▶ _Exercise material_:
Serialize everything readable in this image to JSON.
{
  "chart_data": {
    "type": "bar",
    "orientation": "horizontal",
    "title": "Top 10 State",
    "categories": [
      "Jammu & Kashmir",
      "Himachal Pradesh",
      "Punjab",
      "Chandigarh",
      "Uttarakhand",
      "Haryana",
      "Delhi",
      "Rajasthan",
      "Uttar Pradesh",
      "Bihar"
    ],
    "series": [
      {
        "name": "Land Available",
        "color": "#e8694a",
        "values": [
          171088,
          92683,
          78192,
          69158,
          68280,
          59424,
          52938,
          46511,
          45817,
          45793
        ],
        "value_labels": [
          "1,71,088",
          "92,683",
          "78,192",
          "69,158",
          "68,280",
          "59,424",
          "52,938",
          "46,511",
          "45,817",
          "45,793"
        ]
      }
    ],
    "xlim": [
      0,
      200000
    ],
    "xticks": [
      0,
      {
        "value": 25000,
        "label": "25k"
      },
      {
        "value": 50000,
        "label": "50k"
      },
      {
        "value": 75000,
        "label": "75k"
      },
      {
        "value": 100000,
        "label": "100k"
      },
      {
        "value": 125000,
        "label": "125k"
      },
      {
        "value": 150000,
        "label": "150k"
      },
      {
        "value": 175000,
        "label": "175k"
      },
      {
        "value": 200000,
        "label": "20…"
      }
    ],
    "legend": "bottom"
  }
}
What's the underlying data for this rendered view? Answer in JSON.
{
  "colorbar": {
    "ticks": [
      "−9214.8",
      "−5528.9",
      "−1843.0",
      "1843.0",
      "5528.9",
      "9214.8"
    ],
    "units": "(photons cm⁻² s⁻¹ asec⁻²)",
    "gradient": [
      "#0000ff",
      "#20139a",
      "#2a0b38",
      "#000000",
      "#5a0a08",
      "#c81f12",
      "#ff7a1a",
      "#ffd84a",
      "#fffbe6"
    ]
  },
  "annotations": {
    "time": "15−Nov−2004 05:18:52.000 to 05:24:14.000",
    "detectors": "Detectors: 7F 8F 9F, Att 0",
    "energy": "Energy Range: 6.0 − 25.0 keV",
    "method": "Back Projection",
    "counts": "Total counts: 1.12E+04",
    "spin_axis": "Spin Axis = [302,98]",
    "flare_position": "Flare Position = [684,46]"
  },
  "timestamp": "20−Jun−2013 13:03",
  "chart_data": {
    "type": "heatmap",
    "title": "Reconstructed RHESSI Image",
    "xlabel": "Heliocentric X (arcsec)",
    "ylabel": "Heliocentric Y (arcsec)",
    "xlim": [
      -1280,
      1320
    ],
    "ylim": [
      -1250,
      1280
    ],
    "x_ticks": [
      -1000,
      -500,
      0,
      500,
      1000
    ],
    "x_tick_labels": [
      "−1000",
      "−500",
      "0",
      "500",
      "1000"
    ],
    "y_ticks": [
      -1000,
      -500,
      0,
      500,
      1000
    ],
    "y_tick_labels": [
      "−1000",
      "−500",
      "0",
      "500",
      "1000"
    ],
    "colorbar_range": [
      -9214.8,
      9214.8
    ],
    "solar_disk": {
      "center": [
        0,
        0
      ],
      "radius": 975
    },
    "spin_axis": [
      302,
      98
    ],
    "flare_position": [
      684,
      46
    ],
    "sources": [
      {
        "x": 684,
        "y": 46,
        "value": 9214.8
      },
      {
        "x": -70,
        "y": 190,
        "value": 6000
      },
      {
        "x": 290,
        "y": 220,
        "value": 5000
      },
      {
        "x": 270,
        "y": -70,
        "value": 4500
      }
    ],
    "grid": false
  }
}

▶ _Set problem_: Copy every line of the material, please, keeping it exactly the same.

▶ _Full solution_:
Serialize everything readable in this image to JSON.
{
  "chart_data": {
    "type": "bar",
    "orientation": "horizontal",
    "title": "Top 10 State",
    "categories": [
      "Jammu & Kashmir",
      "Himachal Pradesh",
      "Punjab",
      "Chandigarh",
      "Uttarakhand",
      "Haryana",
      "Delhi",
      "Rajasthan",
      "Uttar Pradesh",
      "Bihar"
    ],
    "series": [
      {
        "name": "Land Available",
        "color": "#e8694a",
        "values": [
          171088,
          92683,
          78192,
          69158,
          68280,
          59424,
          52938,
          46511,
          45817,
          45793
        ],
        "value_labels": [
          "1,71,088",
          "92,683",
          "78,192",
          "69,158",
          "68,280",
          "59,424",
          "52,938",
          "46,511",
          "45,817",
          "45,793"
        ]
      }
    ],
    "xlim": [
      0,
      200000
    ],
    "xticks": [
      0,
      {
        "value": 25000,
        "label": "25k"
      },
      {
        "value": 50000,
        "label": "50k"
      },
      {
        "value": 75000,
        "label": "75k"
      },
      {
        "value": 100000,
        "label": "100k"
      },
      {
        "value": 125000,
        "label": "125k"
      },
      {
        "value": 150000,
        "label": "150k"
      },
      {
        "value": 175000,
        "label": "175k"
      },
      {
        "value": 200000,
        "label": "20…"
      }
    ],
    "legend": "bottom"
  }
}
What's the underlying data for this rendered view? Answer in JSON.
{
  "colorbar": {
    "ticks": [
      "−9214.8",
      "−5528.9",
      "−1843.0",
      "1843.0",
      "5528.9",
      "9214.8"
    ],
    "units": "(photons cm⁻² s⁻¹ asec⁻²)",
    "gradient": [
      "#0000ff",
      "#20139a",
      "#2a0b38",
      "#000000",
      "#5a0a08",
      "#c81f12",
      "#ff7a1a",
      "#ffd84a",
      "#fffbe6"
    ]
  },
  "annotations": {
    "time": "15−Nov−2004 05:18:52.000 to 05:24:14.000",
    "detectors": "Detectors: 7F 8F 9F, Att 0",
    "energy": "Energy Range: 6.0 − 25.0 keV",
    "method": "Back Projection",
    "counts": "Total counts: 1.12E+04",
    "spin_axis": "Spin Axis = [302,98]",
    "flare_position": "Flare Position = [684,46]"
  },
  "timestamp": "20−Jun−2013 13:03",
  "chart_data": {
    "type": "heatmap",
    "title": "Reconstructed RHESSI Image",
    "xlabel": "Heliocentric X (arcsec)",
    "ylabel": "Heliocentric Y (arcsec)",
    "xlim": [
      -1280,
      1320
    ],
    "ylim": [
      -1250,
      1280
    ],
    "x_ticks": [
      -1000,
      -500,
      0,
      500,
      1000
    ],
    "x_tick_labels": [
      "−1000",
      "−500",
      "0",
      "500",
      "1000"
    ],
    "y_ticks": [
      -1000,
      -500,
      0,
      500,
      1000
    ],
    "y_tick_labels": [
      "−1000",
      "−500",
      "0",
      "500",
      "1000"
    ],
    "colorbar_range": [
      -9214.8,
      9214.8
    ],
    "solar_disk": {
      "center": [
        0,
        0
      ],
      "radius": 975
    },
    "spin_axis": [
      302,
      98
    ],
    "flare_position": [
      684,
      46
    ],
    "sources": [
      {
        "x": 684,
        "y": 46,
        "value": 9214.8
      },
      {
        "x": -70,
        "y": 190,
        "value": 6000
      },
      {
        "x": 290,
        "y": 220,
        "value": 5000
      },
      {
        "x": 270,
        "y": -70,
        "value": 4500
      }
    ],
    "grid": false
  }
}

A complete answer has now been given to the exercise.